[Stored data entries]
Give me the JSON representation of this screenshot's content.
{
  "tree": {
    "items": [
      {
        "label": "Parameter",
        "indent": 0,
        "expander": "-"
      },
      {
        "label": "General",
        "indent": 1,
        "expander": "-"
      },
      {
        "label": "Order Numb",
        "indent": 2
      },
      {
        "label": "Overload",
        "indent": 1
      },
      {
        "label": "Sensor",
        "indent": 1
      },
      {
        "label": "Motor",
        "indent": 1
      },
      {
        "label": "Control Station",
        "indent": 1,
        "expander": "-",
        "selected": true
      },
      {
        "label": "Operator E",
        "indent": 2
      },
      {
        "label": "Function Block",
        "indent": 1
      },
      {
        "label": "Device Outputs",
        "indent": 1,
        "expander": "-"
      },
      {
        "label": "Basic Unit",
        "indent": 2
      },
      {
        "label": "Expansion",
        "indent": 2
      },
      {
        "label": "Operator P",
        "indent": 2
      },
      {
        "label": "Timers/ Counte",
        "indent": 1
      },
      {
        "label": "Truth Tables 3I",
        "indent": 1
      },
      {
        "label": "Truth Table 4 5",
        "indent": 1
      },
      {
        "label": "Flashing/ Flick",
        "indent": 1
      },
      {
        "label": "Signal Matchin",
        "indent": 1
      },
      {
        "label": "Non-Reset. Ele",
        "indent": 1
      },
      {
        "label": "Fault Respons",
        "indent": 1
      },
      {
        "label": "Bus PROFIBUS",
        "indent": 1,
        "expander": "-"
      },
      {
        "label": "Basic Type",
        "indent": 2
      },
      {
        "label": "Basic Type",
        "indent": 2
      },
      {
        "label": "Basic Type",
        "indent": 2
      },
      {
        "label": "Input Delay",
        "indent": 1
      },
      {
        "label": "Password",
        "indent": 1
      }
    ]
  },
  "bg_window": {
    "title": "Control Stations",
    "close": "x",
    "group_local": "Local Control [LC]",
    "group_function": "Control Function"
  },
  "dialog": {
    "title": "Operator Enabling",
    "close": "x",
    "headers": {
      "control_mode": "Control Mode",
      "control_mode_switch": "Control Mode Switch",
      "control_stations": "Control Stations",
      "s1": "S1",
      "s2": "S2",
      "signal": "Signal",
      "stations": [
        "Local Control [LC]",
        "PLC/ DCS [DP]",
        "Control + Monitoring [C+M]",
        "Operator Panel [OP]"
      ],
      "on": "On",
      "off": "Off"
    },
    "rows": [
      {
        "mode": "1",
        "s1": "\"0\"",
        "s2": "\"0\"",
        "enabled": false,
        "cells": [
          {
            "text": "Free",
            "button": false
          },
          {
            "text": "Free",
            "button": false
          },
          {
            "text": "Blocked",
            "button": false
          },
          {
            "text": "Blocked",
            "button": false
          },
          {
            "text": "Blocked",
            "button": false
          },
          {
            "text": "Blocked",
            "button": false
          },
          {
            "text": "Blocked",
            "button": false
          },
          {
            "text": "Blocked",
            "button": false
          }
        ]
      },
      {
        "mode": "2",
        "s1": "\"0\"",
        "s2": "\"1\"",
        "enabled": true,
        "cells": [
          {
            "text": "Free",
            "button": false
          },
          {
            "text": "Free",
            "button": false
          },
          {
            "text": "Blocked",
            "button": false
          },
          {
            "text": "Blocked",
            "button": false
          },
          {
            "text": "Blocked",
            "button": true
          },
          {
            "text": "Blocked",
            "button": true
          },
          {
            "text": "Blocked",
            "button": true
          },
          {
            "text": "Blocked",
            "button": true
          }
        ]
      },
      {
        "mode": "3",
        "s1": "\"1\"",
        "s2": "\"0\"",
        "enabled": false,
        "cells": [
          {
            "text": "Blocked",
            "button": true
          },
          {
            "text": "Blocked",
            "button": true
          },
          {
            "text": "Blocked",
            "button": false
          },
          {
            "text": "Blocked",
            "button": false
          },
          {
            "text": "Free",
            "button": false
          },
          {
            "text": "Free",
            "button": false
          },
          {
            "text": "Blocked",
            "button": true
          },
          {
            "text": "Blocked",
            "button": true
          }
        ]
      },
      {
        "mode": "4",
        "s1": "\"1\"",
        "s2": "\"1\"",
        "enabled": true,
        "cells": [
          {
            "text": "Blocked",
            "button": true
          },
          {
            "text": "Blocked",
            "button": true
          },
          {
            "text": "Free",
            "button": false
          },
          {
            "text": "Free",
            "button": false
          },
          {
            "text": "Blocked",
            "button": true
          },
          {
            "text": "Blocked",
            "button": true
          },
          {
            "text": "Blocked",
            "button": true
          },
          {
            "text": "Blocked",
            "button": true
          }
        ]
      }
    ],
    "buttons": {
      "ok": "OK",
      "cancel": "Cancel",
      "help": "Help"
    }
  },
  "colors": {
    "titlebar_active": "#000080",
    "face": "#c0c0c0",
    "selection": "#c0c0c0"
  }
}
---
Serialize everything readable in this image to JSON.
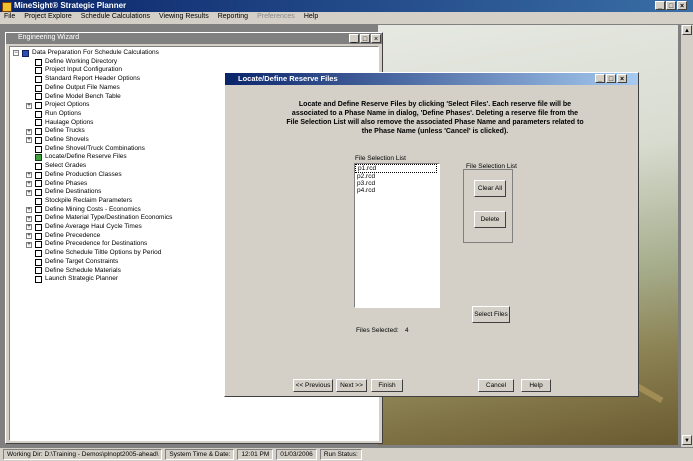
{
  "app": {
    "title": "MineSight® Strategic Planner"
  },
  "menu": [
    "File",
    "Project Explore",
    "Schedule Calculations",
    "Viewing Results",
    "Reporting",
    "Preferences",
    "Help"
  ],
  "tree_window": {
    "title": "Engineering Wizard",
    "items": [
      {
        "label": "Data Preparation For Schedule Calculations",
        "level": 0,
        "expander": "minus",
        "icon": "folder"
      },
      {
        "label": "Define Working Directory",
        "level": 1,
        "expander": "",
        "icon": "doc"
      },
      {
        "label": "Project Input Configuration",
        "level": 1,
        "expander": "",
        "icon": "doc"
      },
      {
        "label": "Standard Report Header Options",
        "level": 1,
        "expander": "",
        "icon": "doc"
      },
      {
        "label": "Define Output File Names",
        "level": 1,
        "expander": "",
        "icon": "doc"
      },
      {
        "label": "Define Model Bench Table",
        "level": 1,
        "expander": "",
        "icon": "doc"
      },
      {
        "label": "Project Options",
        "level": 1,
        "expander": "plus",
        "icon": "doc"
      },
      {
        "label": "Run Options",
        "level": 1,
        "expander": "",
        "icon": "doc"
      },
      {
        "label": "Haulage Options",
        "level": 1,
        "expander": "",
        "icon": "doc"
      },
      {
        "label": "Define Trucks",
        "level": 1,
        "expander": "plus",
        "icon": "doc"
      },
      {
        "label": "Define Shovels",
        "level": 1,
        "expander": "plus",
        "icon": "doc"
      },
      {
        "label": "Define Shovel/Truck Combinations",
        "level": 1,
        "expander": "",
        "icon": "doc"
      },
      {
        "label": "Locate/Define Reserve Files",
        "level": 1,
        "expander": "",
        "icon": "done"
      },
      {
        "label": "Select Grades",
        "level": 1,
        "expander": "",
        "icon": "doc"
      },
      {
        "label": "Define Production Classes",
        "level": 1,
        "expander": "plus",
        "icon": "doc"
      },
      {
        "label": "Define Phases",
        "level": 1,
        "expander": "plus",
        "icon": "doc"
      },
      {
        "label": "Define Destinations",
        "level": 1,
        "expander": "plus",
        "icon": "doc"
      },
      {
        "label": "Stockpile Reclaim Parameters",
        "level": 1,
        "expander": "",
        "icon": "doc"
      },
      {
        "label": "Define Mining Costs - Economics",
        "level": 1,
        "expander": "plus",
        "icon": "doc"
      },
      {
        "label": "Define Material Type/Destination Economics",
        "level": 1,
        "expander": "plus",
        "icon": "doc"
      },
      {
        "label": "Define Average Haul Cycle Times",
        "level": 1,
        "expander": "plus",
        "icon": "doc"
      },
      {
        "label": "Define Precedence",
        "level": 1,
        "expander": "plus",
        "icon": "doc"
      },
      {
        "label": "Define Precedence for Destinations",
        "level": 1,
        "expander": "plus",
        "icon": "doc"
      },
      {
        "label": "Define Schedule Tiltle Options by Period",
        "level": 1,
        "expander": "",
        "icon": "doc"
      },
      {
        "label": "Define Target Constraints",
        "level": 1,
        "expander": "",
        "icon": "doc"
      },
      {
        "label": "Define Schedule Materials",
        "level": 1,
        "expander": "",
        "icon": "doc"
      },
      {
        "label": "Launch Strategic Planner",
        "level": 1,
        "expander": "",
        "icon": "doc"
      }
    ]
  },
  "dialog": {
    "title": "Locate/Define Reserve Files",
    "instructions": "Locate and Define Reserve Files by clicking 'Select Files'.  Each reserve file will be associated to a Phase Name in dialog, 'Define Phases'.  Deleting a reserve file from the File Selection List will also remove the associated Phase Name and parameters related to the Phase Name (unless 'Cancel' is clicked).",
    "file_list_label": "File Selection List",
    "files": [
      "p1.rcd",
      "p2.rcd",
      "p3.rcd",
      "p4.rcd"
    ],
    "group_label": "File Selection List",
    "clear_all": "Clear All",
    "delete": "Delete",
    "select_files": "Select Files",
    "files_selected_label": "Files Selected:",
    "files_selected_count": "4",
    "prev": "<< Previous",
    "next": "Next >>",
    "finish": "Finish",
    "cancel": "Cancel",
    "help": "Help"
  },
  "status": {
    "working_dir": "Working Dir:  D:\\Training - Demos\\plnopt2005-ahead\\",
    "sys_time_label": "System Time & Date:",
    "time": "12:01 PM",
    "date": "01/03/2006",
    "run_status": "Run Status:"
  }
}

GIVEN TASK:
Search the listing above for the string "Locate". Copy every line that contains it.

TASK SOLUTION:
        "label": "Locate/Define Reserve Files",
    "title": "Locate/Define Reserve Files",
    "instructions": "Locate and Define Reserve Files by clicking 'Select Files'.  Each reserve file will be associated to a Phase Name in dialog, 'Define Phases'.  Deleting a reserve file from the File Selection List will also remove the associated Phase Name and parameters related to the Phase Name (unless 'Cancel' is clicked).",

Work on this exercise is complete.